From the entries below, gather each line containing the word "Bond".
================================
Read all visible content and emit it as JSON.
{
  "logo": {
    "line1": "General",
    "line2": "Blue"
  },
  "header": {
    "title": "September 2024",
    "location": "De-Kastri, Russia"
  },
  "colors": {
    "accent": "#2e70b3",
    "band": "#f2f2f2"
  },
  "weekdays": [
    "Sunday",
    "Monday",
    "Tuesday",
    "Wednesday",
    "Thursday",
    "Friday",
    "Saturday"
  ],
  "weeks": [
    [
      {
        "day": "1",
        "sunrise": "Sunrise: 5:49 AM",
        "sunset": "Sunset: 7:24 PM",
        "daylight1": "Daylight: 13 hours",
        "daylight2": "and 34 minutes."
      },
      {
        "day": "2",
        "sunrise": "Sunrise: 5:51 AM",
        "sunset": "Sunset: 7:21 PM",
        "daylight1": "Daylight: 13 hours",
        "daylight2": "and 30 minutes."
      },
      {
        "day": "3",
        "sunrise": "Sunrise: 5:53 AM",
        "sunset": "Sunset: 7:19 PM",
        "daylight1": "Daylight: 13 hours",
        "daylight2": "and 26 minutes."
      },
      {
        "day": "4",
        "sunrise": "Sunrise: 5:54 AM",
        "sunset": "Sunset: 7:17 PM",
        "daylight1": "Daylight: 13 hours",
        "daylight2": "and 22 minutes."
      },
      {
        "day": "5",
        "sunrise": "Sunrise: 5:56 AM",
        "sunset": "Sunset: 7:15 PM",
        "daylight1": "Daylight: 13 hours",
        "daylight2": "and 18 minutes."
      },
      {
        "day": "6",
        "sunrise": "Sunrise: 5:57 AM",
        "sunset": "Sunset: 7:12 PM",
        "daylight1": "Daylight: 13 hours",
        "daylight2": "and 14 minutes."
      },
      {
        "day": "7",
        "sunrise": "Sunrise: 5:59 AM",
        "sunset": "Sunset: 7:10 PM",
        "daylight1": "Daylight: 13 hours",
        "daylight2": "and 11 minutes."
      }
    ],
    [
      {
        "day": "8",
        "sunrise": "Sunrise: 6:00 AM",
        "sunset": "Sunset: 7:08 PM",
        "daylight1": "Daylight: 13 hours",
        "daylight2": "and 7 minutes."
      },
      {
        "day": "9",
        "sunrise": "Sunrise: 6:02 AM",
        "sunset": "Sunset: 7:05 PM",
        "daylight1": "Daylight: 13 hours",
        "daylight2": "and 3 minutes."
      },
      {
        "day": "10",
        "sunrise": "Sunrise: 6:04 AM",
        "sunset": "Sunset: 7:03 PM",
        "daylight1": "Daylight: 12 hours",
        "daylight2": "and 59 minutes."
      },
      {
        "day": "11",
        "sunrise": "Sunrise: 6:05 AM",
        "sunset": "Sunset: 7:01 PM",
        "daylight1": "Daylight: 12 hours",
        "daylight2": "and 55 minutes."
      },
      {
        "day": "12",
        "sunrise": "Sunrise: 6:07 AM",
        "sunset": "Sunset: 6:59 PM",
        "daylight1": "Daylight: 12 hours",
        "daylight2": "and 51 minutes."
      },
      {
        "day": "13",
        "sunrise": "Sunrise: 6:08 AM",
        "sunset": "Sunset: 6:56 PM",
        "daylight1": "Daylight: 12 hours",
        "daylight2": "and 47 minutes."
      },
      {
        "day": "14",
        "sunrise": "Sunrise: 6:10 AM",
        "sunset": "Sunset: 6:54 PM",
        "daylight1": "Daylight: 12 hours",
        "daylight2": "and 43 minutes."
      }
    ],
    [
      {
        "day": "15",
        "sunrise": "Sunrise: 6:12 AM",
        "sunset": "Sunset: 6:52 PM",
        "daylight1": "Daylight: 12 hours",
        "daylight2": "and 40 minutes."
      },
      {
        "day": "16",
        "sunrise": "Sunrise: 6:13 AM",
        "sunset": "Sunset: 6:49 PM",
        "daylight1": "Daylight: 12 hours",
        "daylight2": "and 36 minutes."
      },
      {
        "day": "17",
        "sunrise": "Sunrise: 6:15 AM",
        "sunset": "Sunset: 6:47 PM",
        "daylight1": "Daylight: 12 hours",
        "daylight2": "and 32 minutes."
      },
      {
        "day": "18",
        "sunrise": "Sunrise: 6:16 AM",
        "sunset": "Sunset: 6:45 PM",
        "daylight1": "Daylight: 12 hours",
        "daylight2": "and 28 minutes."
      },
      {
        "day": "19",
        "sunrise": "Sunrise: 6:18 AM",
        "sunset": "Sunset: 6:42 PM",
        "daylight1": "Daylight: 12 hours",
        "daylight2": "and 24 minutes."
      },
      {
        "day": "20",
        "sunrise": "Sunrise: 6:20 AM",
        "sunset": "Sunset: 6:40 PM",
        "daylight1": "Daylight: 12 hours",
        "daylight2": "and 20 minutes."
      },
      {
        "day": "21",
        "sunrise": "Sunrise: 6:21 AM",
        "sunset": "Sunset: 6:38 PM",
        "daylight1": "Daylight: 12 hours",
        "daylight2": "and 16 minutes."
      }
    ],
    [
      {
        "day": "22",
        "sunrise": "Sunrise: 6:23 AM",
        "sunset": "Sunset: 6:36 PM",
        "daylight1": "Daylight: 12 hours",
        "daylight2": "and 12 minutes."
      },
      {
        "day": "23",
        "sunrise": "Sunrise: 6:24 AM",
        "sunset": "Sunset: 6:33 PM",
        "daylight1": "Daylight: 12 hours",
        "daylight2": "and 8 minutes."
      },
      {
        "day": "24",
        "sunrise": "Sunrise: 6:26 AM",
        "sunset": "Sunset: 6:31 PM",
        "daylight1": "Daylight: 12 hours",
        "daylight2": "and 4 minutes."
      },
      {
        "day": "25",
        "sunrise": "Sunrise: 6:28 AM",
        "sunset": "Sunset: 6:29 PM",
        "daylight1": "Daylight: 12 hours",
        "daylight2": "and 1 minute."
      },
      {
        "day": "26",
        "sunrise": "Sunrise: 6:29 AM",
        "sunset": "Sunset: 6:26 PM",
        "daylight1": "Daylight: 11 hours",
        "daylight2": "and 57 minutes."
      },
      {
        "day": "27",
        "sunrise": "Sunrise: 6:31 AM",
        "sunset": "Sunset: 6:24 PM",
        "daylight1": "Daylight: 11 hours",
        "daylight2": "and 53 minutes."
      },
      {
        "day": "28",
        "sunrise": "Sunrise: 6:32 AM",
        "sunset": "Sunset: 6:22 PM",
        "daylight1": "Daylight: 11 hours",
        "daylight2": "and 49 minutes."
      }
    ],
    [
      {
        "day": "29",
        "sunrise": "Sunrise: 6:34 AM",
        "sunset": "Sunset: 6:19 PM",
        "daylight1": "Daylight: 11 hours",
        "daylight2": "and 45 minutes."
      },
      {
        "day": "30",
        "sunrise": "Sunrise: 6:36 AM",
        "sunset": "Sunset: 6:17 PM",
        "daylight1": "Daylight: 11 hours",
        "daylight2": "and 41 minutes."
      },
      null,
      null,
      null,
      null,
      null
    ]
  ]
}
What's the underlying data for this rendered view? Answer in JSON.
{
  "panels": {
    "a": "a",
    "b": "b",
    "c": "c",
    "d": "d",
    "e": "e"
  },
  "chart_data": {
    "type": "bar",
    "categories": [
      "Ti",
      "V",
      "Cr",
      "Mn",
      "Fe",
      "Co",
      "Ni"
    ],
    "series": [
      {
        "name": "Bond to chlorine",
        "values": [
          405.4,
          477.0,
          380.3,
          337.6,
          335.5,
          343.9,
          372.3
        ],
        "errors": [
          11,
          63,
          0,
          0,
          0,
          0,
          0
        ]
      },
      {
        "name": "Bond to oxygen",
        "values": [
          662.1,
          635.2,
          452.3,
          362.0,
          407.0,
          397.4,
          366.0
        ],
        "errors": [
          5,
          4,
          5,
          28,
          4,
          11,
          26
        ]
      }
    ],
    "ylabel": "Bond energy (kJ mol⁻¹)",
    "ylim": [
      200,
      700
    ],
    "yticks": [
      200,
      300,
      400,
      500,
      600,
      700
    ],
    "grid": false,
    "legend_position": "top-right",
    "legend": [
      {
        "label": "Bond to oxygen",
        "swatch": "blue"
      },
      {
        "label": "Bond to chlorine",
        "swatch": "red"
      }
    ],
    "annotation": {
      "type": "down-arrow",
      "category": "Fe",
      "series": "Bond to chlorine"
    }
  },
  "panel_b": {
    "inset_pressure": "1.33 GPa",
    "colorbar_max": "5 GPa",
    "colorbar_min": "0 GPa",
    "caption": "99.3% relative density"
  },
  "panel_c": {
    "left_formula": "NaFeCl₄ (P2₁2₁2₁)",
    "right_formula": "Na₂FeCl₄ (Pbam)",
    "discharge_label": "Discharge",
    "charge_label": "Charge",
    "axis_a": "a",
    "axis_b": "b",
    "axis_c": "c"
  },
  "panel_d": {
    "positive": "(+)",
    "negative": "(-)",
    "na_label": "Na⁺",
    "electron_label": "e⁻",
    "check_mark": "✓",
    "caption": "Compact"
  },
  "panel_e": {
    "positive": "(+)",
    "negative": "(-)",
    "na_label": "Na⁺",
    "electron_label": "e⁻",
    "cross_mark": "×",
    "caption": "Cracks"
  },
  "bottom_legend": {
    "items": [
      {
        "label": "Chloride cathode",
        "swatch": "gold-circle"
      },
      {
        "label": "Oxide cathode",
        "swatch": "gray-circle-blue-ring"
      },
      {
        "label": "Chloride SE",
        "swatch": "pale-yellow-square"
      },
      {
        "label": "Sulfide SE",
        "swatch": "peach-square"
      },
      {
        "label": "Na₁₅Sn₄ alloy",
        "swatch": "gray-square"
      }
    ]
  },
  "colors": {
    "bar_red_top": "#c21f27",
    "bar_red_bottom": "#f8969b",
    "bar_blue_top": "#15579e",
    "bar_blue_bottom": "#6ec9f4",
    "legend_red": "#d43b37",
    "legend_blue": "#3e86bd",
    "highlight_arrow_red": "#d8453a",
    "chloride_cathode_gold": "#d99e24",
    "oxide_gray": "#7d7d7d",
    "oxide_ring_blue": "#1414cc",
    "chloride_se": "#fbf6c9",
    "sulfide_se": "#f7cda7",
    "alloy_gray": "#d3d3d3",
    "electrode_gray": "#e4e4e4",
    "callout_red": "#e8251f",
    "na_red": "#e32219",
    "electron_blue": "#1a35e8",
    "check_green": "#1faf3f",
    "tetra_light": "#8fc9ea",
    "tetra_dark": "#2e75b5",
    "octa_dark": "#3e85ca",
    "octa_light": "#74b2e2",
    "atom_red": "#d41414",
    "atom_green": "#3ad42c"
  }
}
================================
WRITTEN SOLUTION -
        "name": "Bond to chlorine",
        "name": "Bond to oxygen",
    "ylabel": "Bond energy (kJ mol⁻¹)",
        "label": "Bond to oxygen",
        "label": "Bond to chlorine",
      "series": "Bond to chlorine"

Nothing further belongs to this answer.